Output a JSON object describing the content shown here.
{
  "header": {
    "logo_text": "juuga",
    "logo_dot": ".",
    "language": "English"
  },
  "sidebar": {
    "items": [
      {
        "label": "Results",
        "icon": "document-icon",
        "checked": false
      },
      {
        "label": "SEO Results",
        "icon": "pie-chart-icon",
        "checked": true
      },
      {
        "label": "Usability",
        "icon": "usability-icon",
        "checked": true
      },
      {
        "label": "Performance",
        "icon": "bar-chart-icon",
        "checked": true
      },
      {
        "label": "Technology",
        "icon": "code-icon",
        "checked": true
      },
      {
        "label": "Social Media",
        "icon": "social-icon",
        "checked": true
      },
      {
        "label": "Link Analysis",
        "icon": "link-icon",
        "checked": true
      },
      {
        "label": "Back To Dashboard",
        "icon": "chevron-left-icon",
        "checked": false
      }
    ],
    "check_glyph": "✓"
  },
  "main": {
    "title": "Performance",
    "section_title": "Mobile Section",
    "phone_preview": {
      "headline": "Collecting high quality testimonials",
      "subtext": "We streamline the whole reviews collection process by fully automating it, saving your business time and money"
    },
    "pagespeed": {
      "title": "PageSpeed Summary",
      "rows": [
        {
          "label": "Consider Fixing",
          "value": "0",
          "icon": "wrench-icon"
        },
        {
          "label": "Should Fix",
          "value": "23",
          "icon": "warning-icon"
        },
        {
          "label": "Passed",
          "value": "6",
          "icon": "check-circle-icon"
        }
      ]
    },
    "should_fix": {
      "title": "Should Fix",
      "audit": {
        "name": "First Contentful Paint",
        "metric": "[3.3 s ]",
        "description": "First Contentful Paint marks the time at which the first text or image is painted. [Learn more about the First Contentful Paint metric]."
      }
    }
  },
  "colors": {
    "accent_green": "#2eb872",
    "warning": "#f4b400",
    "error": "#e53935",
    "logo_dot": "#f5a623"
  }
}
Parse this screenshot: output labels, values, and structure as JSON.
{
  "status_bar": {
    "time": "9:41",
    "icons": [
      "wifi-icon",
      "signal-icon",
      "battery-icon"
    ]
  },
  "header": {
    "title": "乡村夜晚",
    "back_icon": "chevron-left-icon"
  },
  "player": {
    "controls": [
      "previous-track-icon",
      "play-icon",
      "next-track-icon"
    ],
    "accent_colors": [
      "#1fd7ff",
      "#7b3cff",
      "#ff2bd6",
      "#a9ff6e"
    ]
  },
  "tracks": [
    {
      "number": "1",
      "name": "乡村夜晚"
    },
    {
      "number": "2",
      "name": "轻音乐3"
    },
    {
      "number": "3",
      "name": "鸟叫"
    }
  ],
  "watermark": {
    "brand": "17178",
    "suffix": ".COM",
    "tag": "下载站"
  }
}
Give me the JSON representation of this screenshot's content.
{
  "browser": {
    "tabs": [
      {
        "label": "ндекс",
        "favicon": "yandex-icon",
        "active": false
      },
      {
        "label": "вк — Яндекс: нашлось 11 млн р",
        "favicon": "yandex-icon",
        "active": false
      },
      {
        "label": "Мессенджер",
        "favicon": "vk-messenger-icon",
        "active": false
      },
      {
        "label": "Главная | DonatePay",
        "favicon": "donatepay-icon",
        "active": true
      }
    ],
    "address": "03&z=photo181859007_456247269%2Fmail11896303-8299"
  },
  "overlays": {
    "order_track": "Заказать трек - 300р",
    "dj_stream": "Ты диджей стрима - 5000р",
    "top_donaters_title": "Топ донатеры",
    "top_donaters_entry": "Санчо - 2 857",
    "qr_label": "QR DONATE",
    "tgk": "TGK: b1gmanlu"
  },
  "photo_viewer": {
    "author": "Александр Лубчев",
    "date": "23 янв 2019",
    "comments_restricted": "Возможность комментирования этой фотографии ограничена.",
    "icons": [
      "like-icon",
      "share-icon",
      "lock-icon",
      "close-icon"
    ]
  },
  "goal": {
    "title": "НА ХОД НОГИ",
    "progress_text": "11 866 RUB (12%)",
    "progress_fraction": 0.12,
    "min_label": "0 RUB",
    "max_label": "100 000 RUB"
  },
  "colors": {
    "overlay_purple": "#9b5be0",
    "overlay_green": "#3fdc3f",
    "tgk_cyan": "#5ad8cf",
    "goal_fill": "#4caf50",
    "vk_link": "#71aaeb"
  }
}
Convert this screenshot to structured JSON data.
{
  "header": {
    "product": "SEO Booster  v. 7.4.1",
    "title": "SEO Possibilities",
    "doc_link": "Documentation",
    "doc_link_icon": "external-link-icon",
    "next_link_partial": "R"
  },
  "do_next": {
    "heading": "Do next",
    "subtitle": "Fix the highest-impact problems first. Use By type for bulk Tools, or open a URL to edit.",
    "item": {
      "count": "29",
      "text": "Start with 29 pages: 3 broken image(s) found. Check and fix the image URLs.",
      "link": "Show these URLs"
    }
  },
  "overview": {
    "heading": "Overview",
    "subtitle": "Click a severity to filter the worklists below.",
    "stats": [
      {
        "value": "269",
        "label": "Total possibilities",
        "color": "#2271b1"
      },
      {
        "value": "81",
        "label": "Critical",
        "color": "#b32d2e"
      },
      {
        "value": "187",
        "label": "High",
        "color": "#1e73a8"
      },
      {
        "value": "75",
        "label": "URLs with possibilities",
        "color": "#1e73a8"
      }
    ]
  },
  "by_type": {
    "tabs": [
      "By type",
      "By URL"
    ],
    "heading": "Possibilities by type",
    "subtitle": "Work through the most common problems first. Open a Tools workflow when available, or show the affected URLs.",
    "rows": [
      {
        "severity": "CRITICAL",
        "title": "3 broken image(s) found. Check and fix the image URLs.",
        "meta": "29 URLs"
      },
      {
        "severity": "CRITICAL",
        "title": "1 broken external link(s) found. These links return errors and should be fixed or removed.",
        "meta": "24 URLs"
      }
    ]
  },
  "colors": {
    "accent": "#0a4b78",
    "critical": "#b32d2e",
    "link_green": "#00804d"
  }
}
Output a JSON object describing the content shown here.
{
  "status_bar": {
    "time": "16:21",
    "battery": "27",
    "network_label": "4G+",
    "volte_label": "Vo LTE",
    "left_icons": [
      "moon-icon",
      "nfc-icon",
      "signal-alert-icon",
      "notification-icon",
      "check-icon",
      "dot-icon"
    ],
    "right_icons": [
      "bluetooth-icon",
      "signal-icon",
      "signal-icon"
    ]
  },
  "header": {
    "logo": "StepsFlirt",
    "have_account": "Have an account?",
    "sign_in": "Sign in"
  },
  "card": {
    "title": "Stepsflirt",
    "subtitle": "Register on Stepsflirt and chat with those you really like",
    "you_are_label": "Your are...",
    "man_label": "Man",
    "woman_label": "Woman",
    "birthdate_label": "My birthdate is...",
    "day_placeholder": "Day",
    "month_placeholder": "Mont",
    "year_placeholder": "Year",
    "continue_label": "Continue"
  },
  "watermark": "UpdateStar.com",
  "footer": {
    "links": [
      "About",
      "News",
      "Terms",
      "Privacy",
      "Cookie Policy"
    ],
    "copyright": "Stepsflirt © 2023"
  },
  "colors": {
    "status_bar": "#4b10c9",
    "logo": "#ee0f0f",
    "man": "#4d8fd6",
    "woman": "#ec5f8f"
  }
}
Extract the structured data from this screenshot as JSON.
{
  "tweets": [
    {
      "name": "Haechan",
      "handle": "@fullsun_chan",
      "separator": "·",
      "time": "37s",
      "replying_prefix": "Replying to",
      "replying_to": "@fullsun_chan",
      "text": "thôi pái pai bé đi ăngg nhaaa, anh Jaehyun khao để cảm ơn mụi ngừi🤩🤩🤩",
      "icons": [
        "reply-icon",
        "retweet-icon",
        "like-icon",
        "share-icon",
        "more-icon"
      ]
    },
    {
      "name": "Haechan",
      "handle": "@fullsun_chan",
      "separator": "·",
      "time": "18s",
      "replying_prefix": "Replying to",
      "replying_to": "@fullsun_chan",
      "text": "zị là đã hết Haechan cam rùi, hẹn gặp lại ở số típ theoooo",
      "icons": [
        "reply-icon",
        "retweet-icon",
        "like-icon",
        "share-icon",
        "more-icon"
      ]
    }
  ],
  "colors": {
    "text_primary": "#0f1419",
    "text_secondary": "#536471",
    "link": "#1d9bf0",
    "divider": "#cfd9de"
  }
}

###

§ Given exercise: Collect the lines that hold "heading".

§ Written solution:
    "heading": "Do next",
    "heading": "Overview",
    "heading": "Possibilities by type",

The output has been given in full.